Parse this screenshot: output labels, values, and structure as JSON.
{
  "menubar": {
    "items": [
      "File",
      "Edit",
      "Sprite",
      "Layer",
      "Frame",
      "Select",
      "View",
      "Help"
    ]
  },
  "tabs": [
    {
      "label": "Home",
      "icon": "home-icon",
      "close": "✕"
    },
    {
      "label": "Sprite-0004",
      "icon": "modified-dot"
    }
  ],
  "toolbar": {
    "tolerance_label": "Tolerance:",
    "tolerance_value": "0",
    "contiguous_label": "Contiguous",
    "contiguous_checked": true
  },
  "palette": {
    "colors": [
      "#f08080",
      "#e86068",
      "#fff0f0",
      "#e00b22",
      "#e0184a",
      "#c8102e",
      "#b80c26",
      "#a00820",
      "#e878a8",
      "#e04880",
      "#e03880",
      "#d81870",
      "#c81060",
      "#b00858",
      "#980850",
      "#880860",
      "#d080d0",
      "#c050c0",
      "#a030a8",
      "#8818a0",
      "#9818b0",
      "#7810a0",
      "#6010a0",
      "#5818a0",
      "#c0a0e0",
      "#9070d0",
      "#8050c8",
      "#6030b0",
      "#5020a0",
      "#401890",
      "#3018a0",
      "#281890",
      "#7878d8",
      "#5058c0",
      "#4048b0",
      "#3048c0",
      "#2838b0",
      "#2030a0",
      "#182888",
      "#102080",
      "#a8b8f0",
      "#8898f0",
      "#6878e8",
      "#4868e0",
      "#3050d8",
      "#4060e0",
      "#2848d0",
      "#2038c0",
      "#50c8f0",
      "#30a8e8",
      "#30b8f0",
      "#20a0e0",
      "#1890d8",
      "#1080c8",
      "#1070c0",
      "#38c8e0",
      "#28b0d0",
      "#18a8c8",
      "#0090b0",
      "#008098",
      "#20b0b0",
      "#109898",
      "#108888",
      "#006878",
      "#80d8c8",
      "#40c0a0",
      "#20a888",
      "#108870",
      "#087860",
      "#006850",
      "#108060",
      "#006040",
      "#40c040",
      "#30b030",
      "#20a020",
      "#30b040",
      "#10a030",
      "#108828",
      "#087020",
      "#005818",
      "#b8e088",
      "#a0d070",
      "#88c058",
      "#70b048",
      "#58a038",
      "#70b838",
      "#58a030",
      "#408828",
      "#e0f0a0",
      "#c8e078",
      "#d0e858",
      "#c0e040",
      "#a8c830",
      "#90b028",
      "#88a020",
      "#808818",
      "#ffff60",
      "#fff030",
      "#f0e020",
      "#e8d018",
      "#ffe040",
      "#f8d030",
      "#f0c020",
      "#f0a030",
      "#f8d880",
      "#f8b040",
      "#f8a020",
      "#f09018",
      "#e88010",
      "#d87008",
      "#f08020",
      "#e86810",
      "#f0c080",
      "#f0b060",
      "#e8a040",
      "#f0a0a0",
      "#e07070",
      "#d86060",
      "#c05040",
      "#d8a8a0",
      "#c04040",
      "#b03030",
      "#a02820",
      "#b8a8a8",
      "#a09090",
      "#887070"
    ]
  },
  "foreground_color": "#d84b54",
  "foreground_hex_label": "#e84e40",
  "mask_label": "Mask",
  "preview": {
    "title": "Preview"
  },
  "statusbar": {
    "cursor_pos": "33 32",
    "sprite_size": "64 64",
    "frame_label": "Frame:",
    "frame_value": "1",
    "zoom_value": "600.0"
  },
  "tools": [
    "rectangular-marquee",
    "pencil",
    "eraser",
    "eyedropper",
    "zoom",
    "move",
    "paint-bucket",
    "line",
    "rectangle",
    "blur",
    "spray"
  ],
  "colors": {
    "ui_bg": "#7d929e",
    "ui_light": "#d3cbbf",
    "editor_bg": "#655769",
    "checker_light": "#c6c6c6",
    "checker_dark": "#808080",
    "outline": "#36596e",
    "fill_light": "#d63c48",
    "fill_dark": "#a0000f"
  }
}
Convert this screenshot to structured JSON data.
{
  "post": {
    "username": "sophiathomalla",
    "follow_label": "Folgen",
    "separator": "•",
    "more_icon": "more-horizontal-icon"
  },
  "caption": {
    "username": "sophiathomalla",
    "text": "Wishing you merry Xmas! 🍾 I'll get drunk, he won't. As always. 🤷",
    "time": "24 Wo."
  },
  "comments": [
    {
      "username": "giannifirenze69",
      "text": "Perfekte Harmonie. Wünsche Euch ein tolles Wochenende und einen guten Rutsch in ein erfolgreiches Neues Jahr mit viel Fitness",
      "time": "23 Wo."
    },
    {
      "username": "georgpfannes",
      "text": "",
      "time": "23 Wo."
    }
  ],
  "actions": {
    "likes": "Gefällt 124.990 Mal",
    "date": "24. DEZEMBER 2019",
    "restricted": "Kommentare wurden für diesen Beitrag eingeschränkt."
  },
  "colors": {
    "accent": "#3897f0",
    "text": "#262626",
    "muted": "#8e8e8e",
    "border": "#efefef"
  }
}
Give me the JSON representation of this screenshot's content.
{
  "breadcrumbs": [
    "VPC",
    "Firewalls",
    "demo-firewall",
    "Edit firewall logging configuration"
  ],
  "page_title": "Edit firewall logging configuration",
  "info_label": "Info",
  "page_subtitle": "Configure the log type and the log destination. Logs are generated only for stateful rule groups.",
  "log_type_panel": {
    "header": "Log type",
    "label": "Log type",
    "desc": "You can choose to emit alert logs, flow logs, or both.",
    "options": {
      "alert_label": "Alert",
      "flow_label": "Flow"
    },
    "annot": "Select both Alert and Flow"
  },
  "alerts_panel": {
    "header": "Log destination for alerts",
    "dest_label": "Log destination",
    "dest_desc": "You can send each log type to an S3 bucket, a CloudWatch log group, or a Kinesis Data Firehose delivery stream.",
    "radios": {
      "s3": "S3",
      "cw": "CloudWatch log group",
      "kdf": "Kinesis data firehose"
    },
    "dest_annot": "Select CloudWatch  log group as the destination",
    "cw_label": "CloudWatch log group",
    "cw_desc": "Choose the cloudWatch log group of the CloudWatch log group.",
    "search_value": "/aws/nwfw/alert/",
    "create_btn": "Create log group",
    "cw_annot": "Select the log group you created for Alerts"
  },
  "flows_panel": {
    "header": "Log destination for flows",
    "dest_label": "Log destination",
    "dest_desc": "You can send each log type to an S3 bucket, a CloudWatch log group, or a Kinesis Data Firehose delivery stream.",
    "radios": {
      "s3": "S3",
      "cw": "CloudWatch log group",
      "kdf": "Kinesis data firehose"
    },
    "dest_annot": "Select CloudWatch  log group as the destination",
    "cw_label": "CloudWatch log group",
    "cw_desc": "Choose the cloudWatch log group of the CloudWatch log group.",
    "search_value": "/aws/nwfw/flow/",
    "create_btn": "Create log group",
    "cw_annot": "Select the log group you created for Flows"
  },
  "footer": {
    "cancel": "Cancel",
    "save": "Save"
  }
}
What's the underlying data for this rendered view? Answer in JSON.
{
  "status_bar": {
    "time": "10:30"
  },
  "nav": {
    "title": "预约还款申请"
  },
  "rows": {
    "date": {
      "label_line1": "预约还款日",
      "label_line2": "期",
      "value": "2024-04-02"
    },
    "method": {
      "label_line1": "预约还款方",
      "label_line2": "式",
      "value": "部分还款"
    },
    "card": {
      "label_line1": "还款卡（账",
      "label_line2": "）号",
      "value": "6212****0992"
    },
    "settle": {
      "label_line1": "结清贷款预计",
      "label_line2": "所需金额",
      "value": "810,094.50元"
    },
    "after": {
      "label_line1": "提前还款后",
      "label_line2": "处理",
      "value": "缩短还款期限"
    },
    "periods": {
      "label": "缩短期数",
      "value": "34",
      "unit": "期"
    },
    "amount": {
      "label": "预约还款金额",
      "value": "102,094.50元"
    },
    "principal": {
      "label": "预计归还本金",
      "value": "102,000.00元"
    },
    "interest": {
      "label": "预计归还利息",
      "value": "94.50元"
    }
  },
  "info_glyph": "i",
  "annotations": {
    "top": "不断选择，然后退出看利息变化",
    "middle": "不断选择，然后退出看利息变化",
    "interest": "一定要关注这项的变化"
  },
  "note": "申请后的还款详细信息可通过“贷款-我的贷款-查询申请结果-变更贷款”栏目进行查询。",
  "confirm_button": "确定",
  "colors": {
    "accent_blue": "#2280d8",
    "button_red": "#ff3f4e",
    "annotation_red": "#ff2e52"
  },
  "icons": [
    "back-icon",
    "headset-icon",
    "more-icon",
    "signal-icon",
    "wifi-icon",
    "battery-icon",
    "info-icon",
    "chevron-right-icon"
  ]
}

━━━━━━━━━━━━━━━━━━━━

What you need to do => What are the lines from the one with "What's the underlying" through the last line of the records above? Quote them exactly and add nothing.

Exercise answer =>
What's the underlying data for this rendered view? Answer in JSON.
{
  "status_bar": {
    "time": "10:30"
  },
  "nav": {
    "title": "预约还款申请"
  },
  "rows": {
    "date": {
      "label_line1": "预约还款日",
      "label_line2": "期",
      "value": "2024-04-02"
    },
    "method": {
      "label_line1": "预约还款方",
      "label_line2": "式",
      "value": "部分还款"
    },
    "card": {
      "label_line1": "还款卡（账",
      "label_line2": "）号",
      "value": "6212****0992"
    },
    "settle": {
      "label_line1": "结清贷款预计",
      "label_line2": "所需金额",
      "value": "810,094.50元"
    },
    "after": {
      "label_line1": "提前还款后",
      "label_line2": "处理",
      "value": "缩短还款期限"
    },
    "periods": {
      "label": "缩短期数",
      "value": "34",
      "unit": "期"
    },
    "amount": {
      "label": "预约还款金额",
      "value": "102,094.50元"
    },
    "principal": {
      "label": "预计归还本金",
      "value": "102,000.00元"
    },
    "interest": {
      "label": "预计归还利息",
      "value": "94.50元"
    }
  },
  "info_glyph": "i",
  "annotations": {
    "top": "不断选择，然后退出看利息变化",
    "middle": "不断选择，然后退出看利息变化",
    "interest": "一定要关注这项的变化"
  },
  "note": "申请后的还款详细信息可通过“贷款-我的贷款-查询申请结果-变更贷款”栏目进行查询。",
  "confirm_button": "确定",
  "colors": {
    "accent_blue": "#2280d8",
    "button_red": "#ff3f4e",
    "annotation_red": "#ff2e52"
  },
  "icons": [
    "back-icon",
    "headset-icon",
    "more-icon",
    "signal-icon",
    "wifi-icon",
    "battery-icon",
    "info-icon",
    "chevron-right-icon"
  ]
}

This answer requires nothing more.